• **Aim**:
Determine the number of lines in the listing below where the string "Mirirai" occurs; answer with the number alone.

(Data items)
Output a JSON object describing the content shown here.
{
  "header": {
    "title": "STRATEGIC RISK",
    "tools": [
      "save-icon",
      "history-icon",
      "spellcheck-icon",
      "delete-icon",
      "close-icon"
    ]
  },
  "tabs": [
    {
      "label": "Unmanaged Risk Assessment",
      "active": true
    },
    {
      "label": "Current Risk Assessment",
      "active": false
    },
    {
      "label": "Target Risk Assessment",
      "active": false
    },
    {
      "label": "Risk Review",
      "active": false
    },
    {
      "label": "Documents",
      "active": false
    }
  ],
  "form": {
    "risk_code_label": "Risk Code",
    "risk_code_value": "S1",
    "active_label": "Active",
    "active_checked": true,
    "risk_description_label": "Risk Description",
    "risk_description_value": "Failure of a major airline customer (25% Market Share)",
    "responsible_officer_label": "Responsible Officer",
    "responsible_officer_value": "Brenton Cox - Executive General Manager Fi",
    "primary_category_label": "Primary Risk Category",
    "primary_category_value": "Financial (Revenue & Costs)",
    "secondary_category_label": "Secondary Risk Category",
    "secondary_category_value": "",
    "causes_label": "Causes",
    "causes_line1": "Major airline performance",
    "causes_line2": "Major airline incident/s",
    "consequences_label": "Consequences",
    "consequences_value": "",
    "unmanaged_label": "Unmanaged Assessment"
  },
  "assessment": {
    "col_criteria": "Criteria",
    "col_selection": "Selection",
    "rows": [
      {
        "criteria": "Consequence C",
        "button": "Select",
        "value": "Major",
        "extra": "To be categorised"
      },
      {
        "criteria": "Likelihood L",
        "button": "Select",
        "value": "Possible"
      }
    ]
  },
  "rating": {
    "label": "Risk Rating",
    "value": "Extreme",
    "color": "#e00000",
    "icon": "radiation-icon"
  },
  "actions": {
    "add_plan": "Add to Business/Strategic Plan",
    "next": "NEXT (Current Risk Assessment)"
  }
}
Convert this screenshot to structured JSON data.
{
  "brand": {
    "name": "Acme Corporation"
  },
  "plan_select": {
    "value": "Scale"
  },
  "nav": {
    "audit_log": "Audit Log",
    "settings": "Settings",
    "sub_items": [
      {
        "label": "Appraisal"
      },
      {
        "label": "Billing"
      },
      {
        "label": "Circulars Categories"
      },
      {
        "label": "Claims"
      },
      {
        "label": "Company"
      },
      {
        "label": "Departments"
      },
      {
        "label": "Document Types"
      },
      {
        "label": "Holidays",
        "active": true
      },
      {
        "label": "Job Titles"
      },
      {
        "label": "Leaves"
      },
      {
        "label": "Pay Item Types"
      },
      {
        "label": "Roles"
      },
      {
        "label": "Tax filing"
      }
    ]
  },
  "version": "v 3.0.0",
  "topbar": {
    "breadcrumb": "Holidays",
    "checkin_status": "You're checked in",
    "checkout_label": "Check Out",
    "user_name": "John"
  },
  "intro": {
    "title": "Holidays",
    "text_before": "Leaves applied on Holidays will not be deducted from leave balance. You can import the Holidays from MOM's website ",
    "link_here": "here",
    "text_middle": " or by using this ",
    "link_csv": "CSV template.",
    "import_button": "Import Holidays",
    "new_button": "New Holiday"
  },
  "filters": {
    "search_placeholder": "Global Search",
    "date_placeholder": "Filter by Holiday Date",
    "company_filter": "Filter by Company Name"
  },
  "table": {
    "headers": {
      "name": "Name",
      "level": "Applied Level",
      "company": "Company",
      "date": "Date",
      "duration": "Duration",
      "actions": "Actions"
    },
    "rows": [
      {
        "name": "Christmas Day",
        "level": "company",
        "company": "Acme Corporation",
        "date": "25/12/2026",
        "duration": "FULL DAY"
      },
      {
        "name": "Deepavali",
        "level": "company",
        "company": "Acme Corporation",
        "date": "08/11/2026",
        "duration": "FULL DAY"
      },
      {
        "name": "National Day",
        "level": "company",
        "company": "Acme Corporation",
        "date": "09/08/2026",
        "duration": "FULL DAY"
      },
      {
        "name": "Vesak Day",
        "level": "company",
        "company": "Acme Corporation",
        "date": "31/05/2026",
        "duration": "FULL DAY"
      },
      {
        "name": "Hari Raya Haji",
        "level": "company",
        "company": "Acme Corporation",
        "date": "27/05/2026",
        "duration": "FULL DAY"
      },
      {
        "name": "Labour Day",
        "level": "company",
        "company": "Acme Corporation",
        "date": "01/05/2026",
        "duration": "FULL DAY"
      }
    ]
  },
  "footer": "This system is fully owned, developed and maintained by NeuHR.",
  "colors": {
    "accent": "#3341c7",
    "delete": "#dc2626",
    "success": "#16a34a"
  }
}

==

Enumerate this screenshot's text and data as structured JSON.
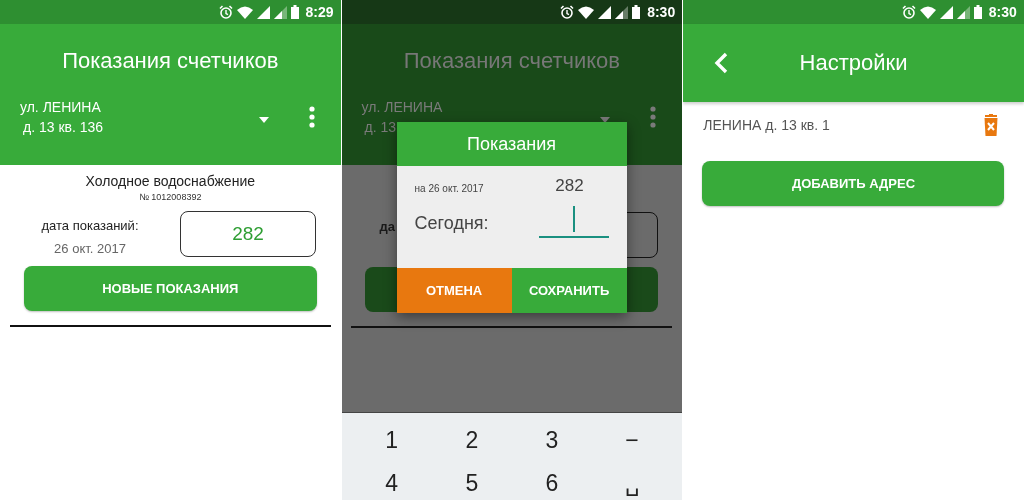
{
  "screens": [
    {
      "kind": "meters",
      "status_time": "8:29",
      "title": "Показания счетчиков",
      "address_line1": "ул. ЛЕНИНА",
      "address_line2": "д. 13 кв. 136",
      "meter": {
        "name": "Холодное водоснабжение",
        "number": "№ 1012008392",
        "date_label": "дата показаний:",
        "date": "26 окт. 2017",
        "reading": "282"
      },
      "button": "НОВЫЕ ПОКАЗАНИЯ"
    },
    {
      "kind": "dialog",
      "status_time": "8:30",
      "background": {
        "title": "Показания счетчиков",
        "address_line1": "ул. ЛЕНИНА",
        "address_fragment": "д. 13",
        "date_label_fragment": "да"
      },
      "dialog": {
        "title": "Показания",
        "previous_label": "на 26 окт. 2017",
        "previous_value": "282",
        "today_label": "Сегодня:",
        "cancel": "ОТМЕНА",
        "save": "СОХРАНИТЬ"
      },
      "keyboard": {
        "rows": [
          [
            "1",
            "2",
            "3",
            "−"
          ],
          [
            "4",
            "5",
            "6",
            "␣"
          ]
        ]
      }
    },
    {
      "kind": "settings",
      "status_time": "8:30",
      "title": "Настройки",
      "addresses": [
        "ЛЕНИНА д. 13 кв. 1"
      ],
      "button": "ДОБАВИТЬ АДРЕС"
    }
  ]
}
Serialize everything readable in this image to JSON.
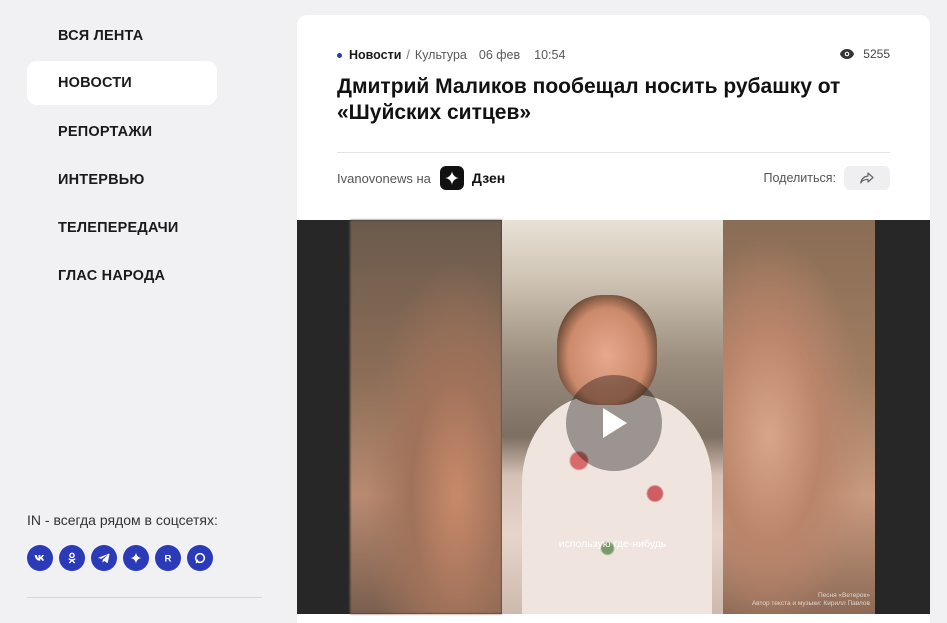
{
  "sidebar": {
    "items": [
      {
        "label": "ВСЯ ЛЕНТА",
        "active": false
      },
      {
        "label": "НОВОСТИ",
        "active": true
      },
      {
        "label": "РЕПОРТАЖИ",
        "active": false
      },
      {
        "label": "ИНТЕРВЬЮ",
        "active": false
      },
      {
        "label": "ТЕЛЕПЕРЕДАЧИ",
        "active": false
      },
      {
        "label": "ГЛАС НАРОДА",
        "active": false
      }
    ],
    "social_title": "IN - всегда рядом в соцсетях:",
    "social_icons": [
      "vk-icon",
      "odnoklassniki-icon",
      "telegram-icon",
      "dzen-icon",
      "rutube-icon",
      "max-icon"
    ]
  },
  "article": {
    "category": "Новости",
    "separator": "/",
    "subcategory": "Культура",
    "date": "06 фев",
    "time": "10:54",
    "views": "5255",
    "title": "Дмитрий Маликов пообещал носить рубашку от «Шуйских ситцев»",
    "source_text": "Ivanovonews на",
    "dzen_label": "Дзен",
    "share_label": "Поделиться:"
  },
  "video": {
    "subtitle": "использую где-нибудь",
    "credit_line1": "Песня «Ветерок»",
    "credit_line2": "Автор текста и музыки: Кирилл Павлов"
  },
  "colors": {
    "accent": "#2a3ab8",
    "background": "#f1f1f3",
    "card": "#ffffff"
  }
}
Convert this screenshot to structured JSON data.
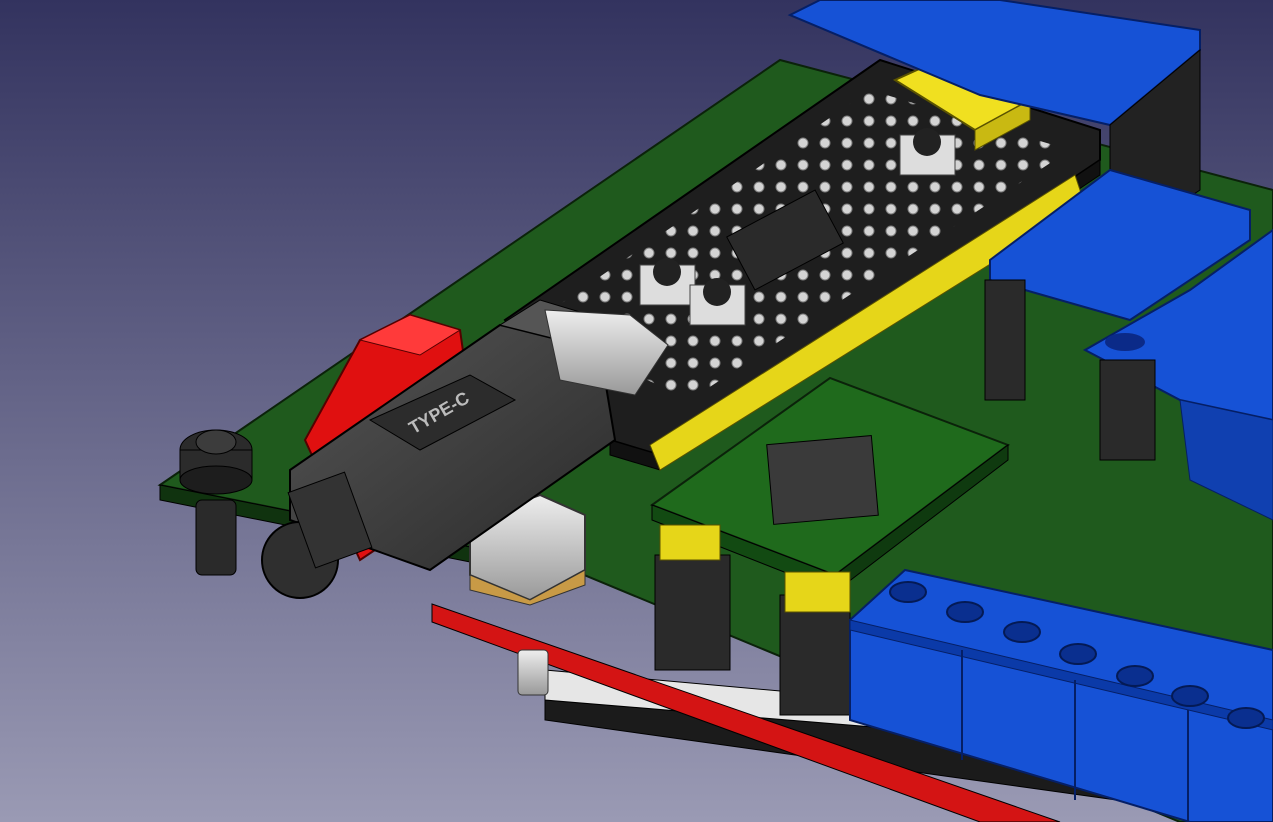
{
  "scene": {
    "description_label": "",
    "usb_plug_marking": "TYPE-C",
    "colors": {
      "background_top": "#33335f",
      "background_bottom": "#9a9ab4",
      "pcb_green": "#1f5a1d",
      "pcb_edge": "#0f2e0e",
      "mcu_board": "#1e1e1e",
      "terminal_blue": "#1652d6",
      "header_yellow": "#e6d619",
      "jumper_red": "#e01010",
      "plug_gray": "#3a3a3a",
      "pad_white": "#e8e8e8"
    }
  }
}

* * *

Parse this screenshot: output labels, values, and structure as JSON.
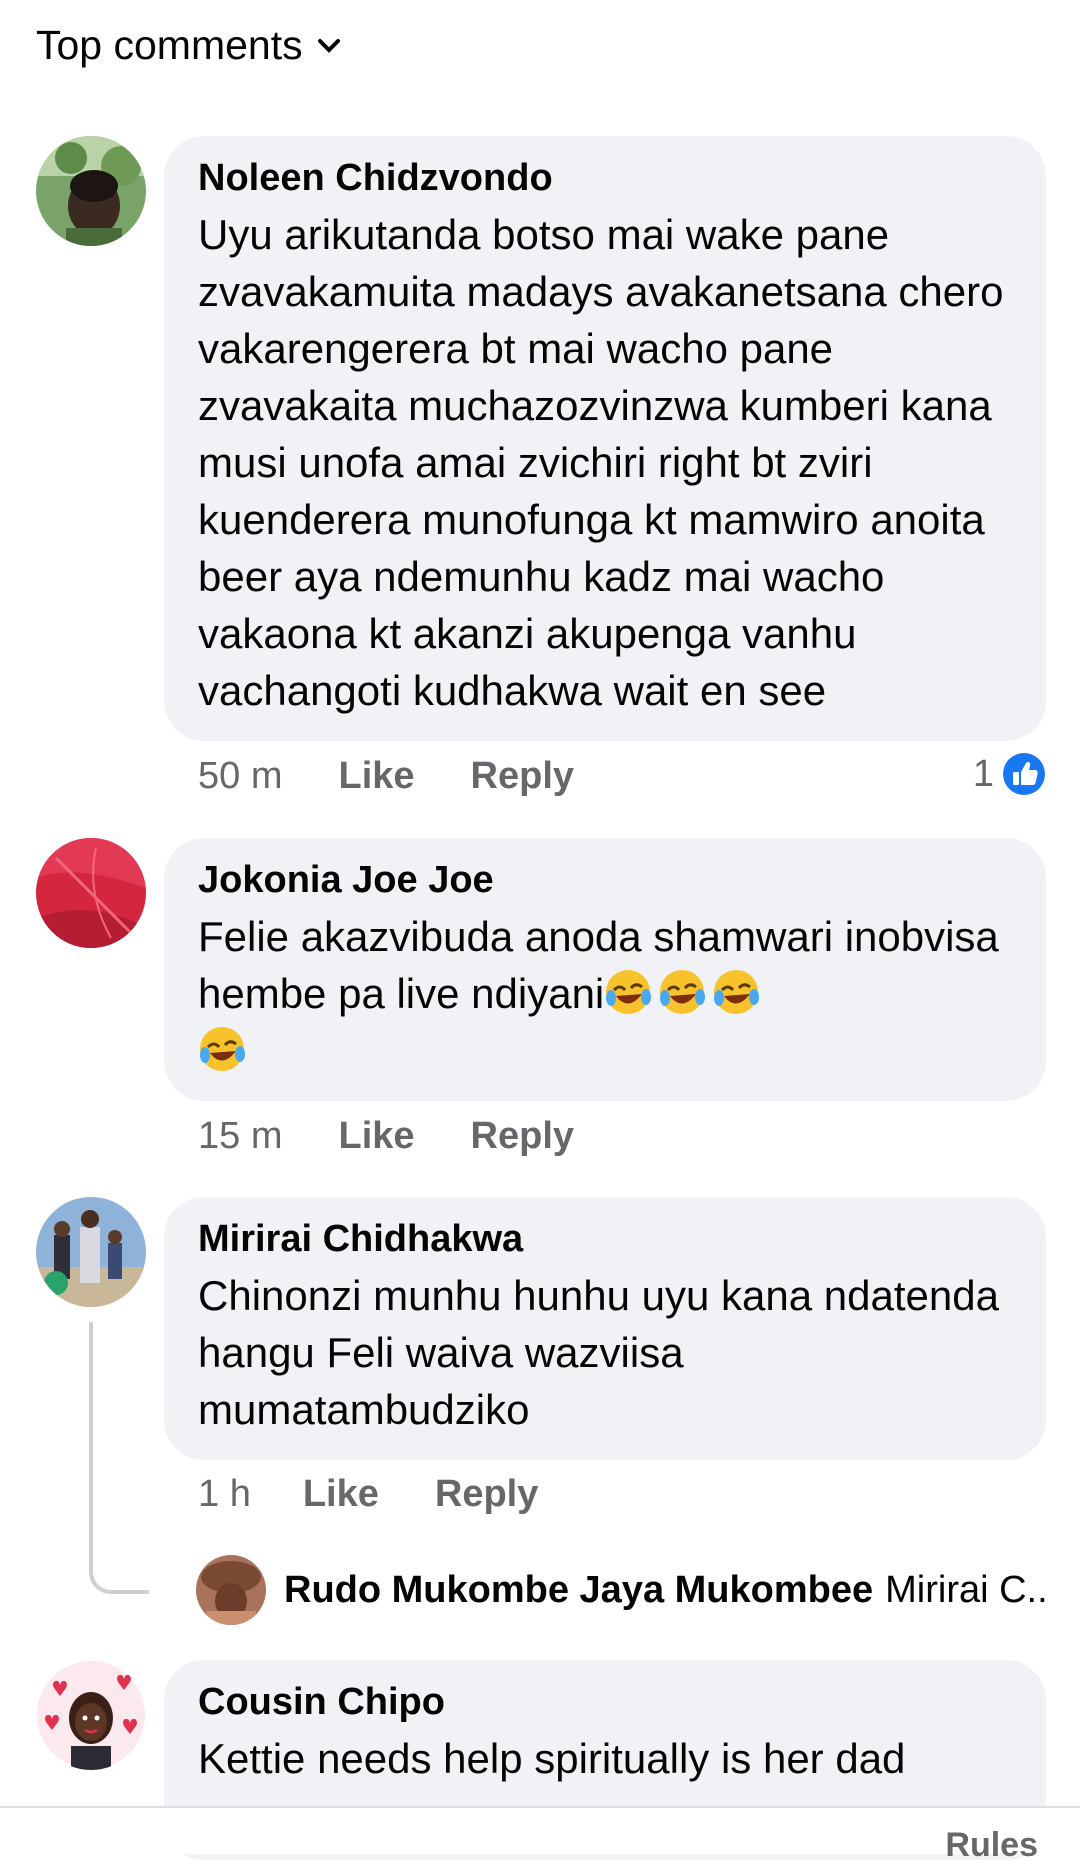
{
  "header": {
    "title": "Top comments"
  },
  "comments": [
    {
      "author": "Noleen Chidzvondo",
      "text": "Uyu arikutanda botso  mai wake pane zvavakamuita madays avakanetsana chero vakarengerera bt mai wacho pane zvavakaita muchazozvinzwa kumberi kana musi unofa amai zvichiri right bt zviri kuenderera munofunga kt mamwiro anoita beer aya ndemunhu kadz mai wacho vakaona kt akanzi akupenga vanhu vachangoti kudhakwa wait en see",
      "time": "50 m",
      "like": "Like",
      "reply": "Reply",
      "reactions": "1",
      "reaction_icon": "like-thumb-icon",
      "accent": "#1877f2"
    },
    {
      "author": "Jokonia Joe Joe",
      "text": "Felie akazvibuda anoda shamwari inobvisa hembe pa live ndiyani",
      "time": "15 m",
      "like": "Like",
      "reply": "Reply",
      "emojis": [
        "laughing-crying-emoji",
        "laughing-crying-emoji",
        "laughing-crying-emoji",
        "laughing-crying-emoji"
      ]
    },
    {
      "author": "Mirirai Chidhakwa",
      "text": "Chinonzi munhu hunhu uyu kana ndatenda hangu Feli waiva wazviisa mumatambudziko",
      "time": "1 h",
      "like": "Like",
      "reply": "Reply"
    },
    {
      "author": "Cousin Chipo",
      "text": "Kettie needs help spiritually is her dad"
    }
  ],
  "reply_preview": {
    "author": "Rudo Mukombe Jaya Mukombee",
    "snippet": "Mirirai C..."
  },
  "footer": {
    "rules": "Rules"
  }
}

• **Exercise solution**:
2